### REQUIREMENTS
Search the data below for the word "解答此题" and copy each line that holds it.

-*-*-

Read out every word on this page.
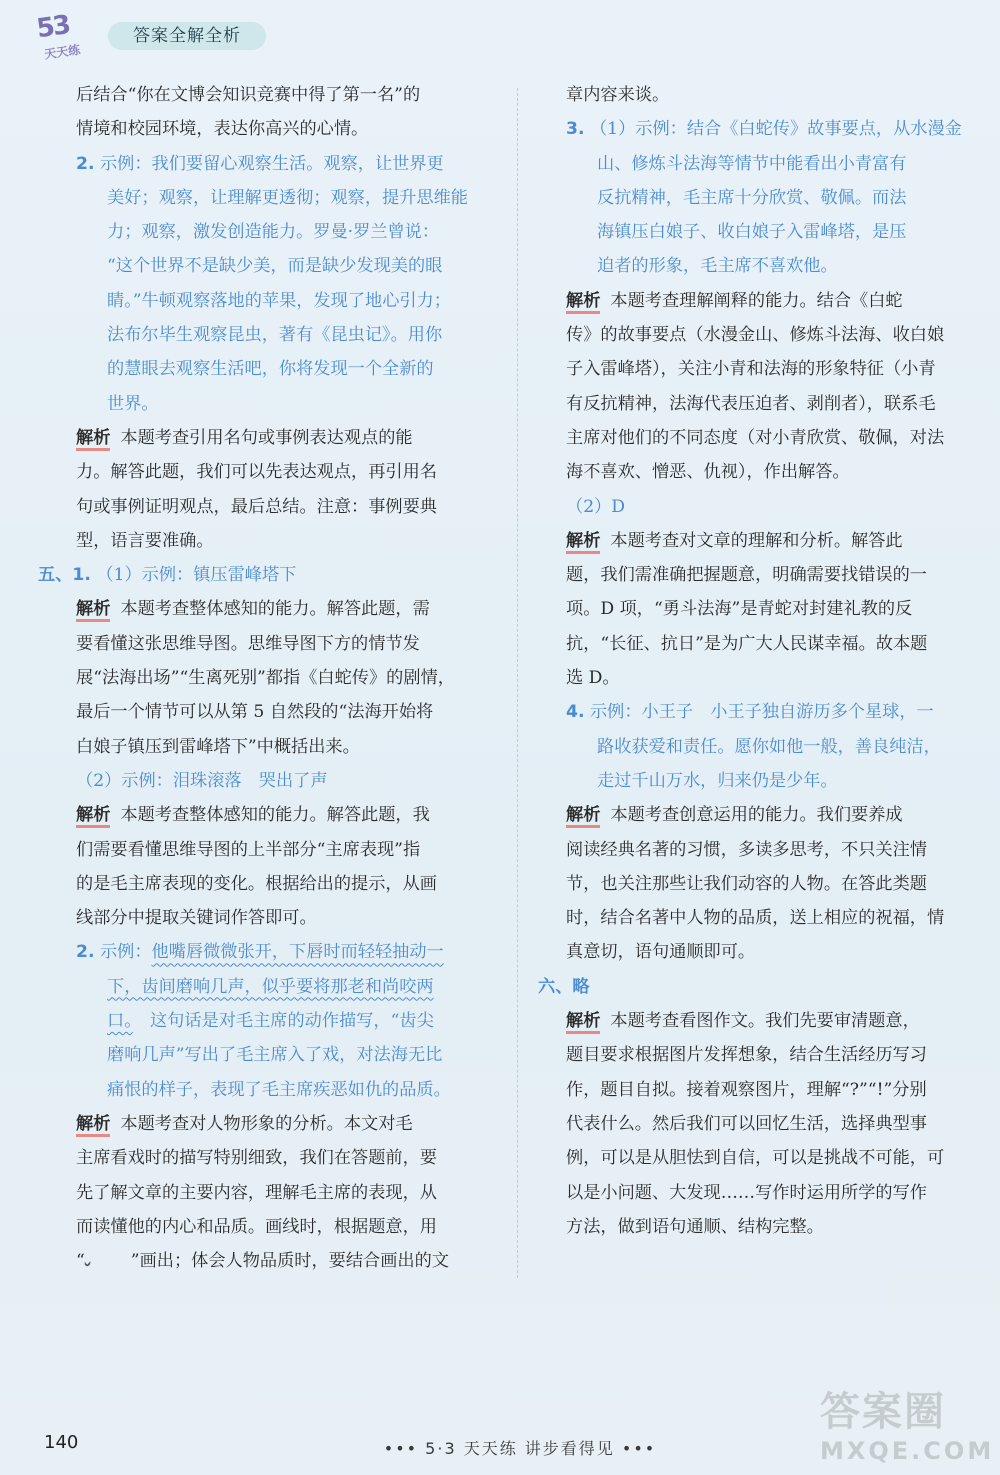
53
天天练
答案全解全析
后结合“你在文博会知识竞赛中得了第一名”的
情境和校园环境，表达你高兴的心情。
2. 示例：我们要留心观察生活。观察，让世界更
美好；观察，让理解更透彻；观察，提升思维能
力；观察，激发创造能力。罗曼·罗兰曾说：
“这个世界不是缺少美，而是缺少发现美的眼
睛。”牛顿观察落地的苹果，发现了地心引力；
法布尔毕生观察昆虫，著有《昆虫记》。用你
的慧眼去观察生活吧，你将发现一个全新的
世界。
解析 本题考查引用名句或事例表达观点的能
力。解答此题，我们可以先表达观点，再引用名
句或事例证明观点，最后总结。注意：事例要典
型，语言要准确。
五、1. （1）示例：镇压雷峰塔下
解析 本题考查整体感知的能力。解答此题，需
要看懂这张思维导图。思维导图下方的情节发
展“法海出场”“生离死别”都指《白蛇传》的剧情，
最后一个情节可以从第 5 自然段的“法海开始将
白娘子镇压到雷峰塔下”中概括出来。
（2）示例：泪珠滚落　哭出了声
解析 本题考查整体感知的能力。解答此题，我
们需要看懂思维导图的上半部分“主席表现”指
的是毛主席表现的变化。根据给出的提示，从画
线部分中提取关键词作答即可。
2. 示例：他嘴唇微微张开，下唇时而轻轻抽动一
下，齿间磨响几声，似乎要将那老和尚咬两
口。　这句话是对毛主席的动作描写，“齿尖
磨响几声”写出了毛主席入了戏，对法海无比
痛恨的样子，表现了毛主席疾恶如仇的品质。
解析 本题考查对人物形象的分析。本文对毛
主席看戏时的描写特别细致，我们在答题前，要
先了解文章的主要内容，理解毛主席的表现，从
而读懂他的内心和品质。画线时，根据题意，用
“	”画出；体会人物品质时，要结合画出的文
章内容来谈。
3. （1）示例：结合《白蛇传》故事要点，从水漫金
山、修炼斗法海等情节中能看出小青富有
反抗精神，毛主席十分欣赏、敬佩。而法
海镇压白娘子、收白娘子入雷峰塔，是压
迫者的形象，毛主席不喜欢他。
解析 本题考查理解阐释的能力。结合《白蛇
传》的故事要点（水漫金山、修炼斗法海、收白娘
子入雷峰塔），关注小青和法海的形象特征（小青
有反抗精神，法海代表压迫者、剥削者），联系毛
主席对他们的不同态度（对小青欣赏、敬佩，对法
海不喜欢、憎恶、仇视），作出解答。
（2）D
解析 本题考查对文章的理解和分析。解答此
题，我们需准确把握题意，明确需要找错误的一
项。D 项，“勇斗法海”是青蛇对封建礼教的反
抗，“长征、抗日”是为广大人民谋幸福。故本题
选 D。
4. 示例：小王子　小王子独自游历多个星球，一
路收获爱和责任。愿你如他一般，善良纯洁，
走过千山万水，归来仍是少年。
解析 本题考查创意运用的能力。我们要养成
阅读经典名著的习惯，多读多思考，不只关注情
节，也关注那些让我们动容的人物。在答此类题
时，结合名著中人物的品质，送上相应的祝福，情
真意切，语句通顺即可。
六、略
解析 本题考查看图作文。我们先要审清题意，
题目要求根据图片发挥想象，结合生活经历写习
作，题目自拟。接着观察图片，理解“?”“!”分别
代表什么。然后我们可以回忆生活，选择典型事
例，可以是从胆怯到自信，可以是挑战不可能，可
以是小问题、大发现……写作时运用所学的写作
方法，做到语句通顺、结构完整。
140	••• 5·3 天天练 讲步看得见 •••
答案圈
MXQE.COM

-*-*-

### ANSWER FOR THIS EXERCISE
力。解答此题，我们可以先表达观点，再引用名
解析 本题考查整体感知的能力。解答此题，需
解析 本题考查整体感知的能力。解答此题，我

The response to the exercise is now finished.